Pull out every line with the word "attention".

Dataset rows:
··········
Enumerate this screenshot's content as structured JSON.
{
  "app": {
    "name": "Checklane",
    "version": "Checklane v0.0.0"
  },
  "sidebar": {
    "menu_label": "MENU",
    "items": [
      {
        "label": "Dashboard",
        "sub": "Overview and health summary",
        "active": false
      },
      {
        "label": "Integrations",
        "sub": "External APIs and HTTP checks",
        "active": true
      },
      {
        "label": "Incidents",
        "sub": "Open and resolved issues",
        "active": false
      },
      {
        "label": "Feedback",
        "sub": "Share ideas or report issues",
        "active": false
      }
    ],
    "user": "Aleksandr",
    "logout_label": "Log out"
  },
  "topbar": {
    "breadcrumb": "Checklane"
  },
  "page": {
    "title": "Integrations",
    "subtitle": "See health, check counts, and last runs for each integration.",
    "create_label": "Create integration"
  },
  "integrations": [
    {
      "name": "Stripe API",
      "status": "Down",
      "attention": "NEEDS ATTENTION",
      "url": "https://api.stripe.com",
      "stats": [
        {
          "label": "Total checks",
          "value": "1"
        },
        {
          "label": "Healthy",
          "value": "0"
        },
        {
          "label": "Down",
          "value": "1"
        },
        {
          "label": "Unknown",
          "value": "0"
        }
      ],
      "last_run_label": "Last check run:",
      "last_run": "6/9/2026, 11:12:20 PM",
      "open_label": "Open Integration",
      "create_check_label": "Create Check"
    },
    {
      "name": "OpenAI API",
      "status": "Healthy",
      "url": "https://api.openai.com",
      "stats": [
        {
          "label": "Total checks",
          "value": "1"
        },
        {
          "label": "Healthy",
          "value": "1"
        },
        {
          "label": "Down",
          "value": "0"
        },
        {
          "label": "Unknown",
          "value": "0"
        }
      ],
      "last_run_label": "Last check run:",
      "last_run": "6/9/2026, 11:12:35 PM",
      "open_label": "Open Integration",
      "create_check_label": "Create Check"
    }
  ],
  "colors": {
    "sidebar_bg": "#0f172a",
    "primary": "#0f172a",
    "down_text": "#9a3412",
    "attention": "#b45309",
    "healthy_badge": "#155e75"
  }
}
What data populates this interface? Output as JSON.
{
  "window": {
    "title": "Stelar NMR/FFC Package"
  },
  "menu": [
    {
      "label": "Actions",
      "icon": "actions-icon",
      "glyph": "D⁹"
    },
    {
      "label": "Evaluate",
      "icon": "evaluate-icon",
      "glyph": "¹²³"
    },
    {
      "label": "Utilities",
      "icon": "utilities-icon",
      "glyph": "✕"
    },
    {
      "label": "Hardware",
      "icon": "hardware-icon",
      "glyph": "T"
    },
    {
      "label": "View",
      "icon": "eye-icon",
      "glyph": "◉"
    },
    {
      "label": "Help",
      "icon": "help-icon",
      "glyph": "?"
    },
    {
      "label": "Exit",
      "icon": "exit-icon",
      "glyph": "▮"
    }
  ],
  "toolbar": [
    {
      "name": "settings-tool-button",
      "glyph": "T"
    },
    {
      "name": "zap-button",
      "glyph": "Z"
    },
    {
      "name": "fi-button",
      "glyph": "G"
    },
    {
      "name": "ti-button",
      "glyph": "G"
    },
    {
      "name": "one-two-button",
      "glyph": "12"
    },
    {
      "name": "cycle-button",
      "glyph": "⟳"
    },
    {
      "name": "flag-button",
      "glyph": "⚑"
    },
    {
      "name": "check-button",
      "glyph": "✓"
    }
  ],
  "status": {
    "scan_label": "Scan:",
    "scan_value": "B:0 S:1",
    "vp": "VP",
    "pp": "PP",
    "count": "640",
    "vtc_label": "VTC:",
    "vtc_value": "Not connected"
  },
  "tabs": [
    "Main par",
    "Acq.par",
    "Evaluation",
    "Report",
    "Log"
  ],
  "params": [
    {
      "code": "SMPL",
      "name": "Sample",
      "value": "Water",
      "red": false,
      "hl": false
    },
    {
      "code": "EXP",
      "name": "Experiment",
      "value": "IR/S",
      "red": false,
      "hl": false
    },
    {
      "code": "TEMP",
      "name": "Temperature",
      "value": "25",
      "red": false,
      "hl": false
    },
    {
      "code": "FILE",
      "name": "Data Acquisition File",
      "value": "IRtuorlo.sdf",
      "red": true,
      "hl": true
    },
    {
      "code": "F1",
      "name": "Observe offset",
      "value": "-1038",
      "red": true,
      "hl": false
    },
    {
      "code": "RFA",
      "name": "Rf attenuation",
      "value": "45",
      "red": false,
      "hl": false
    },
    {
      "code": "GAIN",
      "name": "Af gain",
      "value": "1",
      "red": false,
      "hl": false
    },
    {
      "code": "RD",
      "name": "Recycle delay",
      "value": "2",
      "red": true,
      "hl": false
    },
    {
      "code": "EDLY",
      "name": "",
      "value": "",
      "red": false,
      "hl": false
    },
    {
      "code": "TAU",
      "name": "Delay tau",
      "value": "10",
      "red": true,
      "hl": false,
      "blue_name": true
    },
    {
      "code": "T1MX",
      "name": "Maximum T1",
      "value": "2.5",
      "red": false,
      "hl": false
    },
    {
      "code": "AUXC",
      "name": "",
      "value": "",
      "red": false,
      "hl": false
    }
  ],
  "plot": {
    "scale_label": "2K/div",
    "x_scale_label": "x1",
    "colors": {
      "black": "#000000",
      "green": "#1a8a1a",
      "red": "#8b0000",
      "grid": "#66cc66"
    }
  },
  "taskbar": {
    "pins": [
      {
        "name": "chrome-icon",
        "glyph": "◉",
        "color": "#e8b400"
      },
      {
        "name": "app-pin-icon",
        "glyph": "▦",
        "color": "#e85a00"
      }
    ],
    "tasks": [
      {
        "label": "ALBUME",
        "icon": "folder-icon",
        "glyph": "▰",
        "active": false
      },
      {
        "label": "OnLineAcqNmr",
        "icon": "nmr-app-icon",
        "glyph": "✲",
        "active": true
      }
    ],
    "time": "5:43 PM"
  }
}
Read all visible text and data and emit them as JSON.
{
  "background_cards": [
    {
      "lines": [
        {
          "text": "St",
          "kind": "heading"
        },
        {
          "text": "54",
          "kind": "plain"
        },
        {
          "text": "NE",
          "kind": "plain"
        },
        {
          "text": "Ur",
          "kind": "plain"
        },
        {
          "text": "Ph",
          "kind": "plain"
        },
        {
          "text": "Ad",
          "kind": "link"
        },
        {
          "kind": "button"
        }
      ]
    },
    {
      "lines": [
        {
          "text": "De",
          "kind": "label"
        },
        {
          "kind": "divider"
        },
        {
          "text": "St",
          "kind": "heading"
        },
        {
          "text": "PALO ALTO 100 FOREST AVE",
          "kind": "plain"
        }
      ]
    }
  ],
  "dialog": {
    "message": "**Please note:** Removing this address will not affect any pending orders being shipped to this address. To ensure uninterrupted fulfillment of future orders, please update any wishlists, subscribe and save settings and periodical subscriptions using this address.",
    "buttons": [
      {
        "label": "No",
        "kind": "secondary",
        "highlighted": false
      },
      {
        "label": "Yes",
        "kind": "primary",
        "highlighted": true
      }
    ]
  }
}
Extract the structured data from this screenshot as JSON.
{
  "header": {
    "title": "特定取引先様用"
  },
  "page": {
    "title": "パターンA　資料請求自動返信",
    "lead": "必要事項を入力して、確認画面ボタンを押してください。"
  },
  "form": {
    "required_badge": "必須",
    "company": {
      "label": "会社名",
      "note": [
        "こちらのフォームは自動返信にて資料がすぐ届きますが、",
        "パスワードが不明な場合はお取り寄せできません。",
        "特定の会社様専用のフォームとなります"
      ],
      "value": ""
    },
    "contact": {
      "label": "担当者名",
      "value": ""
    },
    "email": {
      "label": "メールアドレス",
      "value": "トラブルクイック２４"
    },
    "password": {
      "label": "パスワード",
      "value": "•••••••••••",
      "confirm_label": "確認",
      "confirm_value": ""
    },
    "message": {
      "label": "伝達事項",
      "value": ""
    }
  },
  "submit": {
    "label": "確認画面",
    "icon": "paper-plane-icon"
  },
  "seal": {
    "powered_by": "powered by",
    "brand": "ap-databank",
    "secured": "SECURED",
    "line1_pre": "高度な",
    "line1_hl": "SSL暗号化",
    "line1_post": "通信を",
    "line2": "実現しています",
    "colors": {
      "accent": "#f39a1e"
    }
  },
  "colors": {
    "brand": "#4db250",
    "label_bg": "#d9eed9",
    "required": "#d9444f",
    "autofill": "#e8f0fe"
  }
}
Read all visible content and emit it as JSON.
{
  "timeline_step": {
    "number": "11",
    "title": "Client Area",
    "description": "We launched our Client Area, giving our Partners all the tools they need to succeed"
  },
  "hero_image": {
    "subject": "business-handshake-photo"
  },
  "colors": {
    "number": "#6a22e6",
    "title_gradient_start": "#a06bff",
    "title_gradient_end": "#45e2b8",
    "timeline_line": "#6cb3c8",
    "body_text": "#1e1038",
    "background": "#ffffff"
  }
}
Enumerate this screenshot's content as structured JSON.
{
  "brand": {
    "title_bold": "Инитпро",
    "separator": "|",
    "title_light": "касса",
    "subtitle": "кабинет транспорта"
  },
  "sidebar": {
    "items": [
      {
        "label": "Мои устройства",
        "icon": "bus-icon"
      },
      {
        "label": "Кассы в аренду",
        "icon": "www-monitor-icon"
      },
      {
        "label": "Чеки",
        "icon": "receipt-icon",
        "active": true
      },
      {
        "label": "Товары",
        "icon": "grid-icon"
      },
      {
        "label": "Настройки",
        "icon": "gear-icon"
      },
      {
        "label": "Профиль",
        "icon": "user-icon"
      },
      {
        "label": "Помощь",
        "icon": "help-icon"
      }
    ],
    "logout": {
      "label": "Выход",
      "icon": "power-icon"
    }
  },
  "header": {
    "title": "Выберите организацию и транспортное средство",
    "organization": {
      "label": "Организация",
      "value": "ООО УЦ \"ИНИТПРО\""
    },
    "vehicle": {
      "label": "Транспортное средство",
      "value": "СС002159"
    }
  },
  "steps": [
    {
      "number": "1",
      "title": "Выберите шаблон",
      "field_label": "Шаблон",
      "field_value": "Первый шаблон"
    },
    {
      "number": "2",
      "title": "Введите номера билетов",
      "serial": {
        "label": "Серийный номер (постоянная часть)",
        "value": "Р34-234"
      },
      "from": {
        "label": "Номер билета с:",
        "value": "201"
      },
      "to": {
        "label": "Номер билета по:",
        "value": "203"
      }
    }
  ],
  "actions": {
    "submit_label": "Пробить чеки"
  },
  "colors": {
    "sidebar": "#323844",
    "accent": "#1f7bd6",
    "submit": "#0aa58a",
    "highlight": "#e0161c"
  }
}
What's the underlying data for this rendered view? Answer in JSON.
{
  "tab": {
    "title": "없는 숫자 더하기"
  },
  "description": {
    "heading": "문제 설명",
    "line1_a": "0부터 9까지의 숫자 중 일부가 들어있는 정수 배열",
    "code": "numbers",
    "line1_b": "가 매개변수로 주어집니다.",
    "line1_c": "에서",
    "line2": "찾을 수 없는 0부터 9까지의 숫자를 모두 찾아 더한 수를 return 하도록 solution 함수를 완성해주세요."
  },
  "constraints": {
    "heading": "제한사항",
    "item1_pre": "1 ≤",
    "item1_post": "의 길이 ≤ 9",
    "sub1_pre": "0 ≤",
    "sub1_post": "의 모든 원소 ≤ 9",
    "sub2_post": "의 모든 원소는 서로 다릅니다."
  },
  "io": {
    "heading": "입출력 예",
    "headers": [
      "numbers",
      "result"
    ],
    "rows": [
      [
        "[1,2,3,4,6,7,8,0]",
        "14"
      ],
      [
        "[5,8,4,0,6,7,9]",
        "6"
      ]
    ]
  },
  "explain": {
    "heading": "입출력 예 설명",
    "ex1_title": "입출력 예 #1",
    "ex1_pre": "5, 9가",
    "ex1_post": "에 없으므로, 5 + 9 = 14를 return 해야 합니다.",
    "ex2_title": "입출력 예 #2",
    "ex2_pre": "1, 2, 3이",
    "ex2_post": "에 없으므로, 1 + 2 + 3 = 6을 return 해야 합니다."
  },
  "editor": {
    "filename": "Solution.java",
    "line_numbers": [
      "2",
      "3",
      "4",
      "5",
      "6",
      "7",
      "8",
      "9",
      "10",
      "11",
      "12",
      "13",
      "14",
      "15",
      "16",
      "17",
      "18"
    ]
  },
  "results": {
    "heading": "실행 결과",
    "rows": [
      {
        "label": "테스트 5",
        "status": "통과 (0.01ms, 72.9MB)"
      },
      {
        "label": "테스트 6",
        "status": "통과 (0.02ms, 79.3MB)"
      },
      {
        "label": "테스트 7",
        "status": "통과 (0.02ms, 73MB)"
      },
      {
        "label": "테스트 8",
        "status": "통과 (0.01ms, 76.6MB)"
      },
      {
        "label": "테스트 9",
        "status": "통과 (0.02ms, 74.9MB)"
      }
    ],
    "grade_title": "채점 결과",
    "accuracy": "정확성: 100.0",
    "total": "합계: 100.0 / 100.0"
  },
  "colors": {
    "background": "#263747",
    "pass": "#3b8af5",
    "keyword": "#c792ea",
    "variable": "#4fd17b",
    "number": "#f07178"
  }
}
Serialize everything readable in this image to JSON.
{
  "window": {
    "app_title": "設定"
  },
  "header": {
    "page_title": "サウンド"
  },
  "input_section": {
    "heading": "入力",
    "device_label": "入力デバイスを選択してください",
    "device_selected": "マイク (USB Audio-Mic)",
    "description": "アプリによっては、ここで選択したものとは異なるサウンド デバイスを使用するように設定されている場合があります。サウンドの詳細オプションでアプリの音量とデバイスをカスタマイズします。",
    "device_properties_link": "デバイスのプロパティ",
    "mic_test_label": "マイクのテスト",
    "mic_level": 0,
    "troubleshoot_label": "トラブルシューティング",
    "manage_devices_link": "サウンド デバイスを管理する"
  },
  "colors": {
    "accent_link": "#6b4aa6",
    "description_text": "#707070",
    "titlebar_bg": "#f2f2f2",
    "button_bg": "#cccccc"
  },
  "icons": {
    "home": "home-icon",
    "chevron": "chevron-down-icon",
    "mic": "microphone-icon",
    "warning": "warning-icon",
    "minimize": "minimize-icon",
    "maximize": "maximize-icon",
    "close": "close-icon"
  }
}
··········
■ SOLUTION FOR THIS PROBLEM ■
      "attention": "NEEDS ATTENTION",
    "attention": "#b45309",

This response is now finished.